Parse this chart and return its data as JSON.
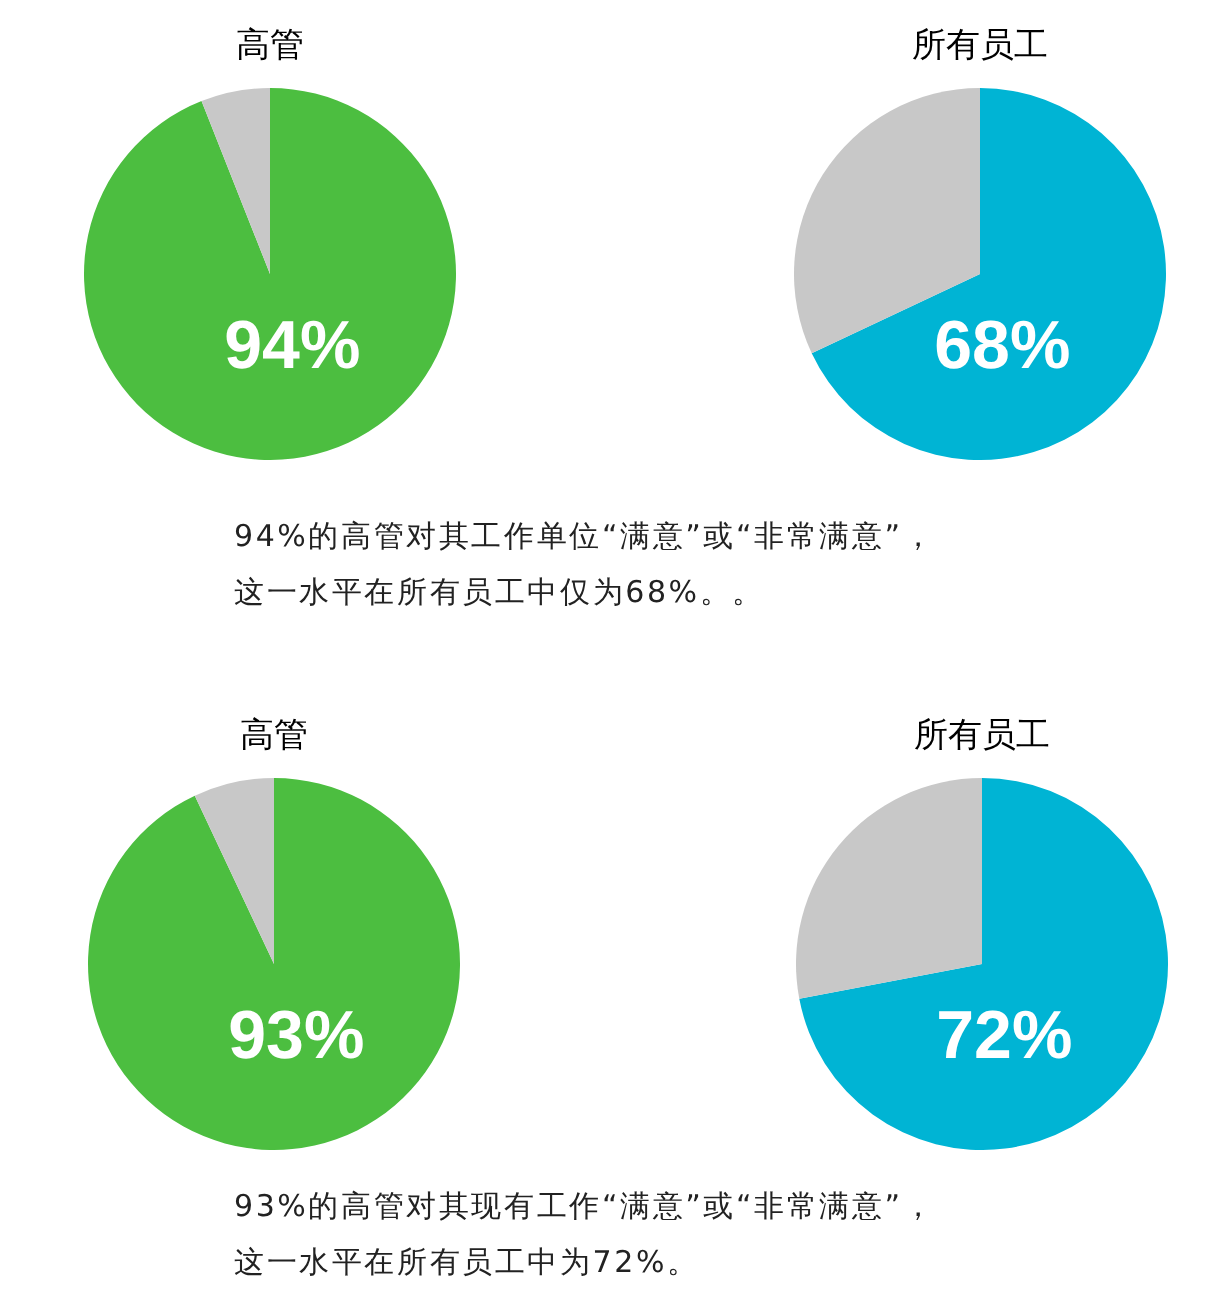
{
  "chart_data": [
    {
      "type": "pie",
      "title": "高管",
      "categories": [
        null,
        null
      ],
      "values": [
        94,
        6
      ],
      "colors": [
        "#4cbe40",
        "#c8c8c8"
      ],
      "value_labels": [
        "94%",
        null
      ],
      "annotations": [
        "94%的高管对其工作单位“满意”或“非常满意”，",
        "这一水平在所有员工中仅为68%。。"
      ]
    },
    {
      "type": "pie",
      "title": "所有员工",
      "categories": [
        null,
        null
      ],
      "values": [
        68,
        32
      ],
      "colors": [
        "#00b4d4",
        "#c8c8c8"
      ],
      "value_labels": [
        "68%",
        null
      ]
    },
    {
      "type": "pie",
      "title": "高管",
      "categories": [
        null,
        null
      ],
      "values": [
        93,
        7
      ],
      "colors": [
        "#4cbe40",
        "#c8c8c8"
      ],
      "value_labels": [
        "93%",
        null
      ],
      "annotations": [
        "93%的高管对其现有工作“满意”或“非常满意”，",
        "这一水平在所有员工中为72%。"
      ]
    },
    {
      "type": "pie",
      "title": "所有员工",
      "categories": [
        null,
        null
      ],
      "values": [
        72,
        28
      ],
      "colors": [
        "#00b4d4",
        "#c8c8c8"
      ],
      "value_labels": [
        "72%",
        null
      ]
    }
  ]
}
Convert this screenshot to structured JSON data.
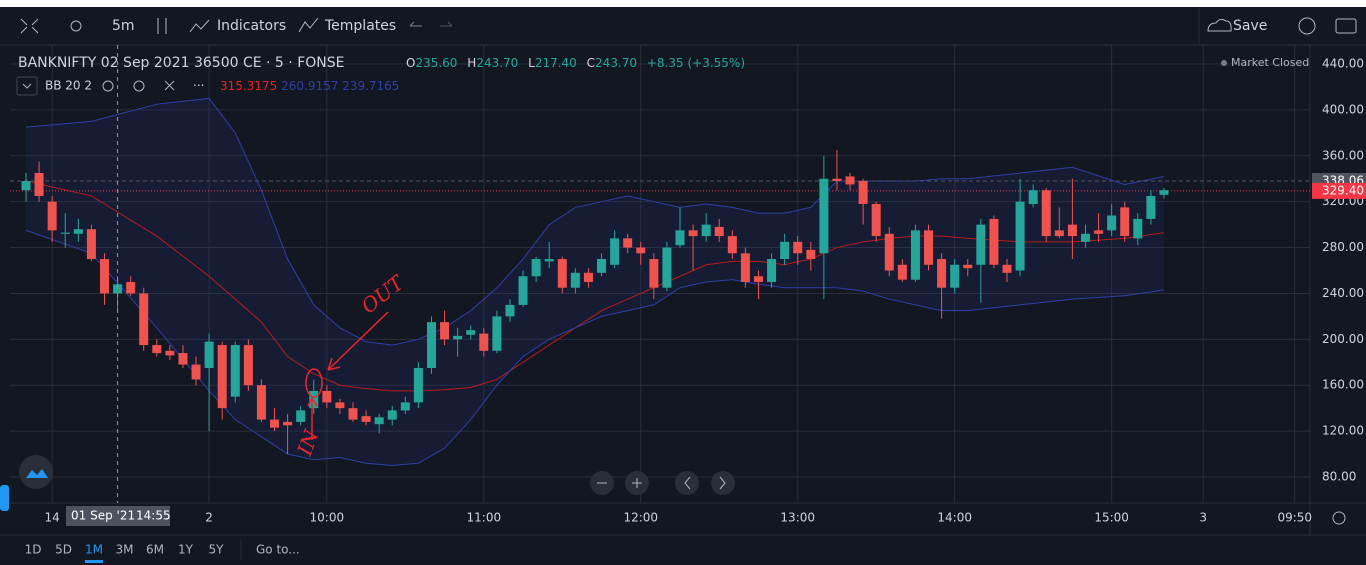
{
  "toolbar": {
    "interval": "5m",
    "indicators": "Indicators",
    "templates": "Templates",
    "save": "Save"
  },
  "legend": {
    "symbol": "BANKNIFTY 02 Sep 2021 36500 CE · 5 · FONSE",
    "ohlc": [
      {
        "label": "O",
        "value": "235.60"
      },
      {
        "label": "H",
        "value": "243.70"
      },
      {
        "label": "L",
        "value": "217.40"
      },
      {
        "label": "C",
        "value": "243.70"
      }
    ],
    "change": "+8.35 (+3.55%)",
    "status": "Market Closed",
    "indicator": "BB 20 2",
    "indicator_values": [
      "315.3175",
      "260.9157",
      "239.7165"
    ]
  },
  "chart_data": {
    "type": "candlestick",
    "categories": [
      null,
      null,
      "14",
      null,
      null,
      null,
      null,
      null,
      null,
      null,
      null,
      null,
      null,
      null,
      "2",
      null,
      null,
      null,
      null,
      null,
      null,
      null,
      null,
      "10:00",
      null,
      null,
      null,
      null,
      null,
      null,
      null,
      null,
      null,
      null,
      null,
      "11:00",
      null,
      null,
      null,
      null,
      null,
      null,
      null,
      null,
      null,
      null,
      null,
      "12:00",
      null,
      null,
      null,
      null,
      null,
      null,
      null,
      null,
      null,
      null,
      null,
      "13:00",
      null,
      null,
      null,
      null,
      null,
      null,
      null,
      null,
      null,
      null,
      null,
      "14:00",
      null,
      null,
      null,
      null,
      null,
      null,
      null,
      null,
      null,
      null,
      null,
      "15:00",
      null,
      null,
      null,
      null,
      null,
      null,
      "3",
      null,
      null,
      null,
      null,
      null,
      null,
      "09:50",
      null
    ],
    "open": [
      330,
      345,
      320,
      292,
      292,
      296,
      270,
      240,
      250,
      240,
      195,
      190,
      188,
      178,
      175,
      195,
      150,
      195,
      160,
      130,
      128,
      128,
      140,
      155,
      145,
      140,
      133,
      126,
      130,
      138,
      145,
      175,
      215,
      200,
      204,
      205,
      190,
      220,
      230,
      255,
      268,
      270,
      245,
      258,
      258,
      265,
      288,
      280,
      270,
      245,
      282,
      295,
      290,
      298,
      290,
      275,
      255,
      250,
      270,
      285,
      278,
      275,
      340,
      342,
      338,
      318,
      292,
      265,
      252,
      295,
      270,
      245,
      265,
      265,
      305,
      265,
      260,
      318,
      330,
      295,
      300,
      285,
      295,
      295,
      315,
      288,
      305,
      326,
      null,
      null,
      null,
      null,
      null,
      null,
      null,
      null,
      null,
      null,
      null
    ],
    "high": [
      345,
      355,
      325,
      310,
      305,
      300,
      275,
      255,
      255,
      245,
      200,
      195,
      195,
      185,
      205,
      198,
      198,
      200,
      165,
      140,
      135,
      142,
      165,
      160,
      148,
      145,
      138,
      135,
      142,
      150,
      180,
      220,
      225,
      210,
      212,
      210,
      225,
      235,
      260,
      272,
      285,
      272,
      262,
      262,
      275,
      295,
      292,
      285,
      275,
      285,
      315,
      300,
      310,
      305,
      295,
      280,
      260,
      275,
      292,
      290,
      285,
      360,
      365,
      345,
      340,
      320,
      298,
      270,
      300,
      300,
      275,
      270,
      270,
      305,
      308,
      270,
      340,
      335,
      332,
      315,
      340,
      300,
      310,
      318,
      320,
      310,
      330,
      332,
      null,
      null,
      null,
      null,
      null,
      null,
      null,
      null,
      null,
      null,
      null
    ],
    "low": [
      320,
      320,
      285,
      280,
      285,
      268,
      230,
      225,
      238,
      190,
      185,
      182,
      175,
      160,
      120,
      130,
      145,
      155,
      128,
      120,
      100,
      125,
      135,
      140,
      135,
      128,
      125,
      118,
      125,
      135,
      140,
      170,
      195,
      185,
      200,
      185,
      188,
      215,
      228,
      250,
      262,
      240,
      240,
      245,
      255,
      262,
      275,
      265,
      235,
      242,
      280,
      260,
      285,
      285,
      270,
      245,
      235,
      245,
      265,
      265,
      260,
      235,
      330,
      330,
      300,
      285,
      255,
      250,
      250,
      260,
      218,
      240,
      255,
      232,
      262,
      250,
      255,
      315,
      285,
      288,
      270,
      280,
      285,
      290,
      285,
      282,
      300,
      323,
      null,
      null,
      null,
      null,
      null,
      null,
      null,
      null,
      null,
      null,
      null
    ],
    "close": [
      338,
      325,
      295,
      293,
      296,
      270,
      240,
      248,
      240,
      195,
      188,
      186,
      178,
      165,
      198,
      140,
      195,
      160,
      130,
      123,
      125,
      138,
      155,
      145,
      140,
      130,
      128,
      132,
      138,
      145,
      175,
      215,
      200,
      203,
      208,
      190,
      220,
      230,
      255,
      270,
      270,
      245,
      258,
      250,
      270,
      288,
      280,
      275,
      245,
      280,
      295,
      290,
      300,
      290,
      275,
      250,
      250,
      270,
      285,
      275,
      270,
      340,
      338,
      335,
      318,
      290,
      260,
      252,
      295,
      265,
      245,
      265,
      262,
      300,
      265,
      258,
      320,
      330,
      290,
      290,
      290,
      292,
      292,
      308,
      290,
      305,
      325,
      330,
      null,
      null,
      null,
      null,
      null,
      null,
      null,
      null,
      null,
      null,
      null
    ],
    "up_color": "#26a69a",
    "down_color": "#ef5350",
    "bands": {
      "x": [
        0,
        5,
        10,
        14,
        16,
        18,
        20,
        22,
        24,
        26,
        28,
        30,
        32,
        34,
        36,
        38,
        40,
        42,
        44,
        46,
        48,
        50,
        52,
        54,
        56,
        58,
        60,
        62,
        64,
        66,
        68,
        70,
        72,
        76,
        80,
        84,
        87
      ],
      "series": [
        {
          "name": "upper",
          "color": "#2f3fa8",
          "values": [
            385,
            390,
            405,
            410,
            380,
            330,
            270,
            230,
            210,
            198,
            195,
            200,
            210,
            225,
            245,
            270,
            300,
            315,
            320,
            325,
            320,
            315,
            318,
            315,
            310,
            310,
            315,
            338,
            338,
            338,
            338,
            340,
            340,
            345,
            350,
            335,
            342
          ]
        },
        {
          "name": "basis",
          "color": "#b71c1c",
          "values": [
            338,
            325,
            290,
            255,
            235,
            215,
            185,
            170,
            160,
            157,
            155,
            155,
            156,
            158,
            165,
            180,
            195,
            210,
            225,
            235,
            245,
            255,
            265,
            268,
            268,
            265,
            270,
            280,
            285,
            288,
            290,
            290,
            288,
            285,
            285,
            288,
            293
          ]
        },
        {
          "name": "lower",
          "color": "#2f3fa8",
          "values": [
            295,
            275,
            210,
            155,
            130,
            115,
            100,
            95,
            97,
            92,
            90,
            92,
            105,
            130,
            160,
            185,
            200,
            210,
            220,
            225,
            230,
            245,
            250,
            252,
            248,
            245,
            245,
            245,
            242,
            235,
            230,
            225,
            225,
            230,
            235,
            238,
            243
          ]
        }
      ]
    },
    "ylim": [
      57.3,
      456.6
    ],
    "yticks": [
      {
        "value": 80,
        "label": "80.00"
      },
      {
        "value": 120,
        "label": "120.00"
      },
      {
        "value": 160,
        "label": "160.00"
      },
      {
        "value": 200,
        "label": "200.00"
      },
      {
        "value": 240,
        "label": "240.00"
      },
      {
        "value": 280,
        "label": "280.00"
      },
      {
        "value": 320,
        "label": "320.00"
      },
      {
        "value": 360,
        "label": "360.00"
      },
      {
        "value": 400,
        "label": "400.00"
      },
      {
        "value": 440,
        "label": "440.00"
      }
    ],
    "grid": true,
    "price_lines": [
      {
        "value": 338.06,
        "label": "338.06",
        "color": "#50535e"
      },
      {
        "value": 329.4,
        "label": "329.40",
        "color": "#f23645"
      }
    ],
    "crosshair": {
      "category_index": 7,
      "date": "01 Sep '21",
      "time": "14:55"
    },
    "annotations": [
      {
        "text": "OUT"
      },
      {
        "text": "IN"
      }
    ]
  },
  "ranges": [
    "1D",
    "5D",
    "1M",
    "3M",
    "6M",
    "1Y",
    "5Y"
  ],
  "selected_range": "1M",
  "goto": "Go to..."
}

====

§ **Task objective**
Find the word "JSON" in the records and pull out each line that has it.

§ **Complete output**
Parse this chart and return its data as JSON.
Convert this screenshot to structured JSON data.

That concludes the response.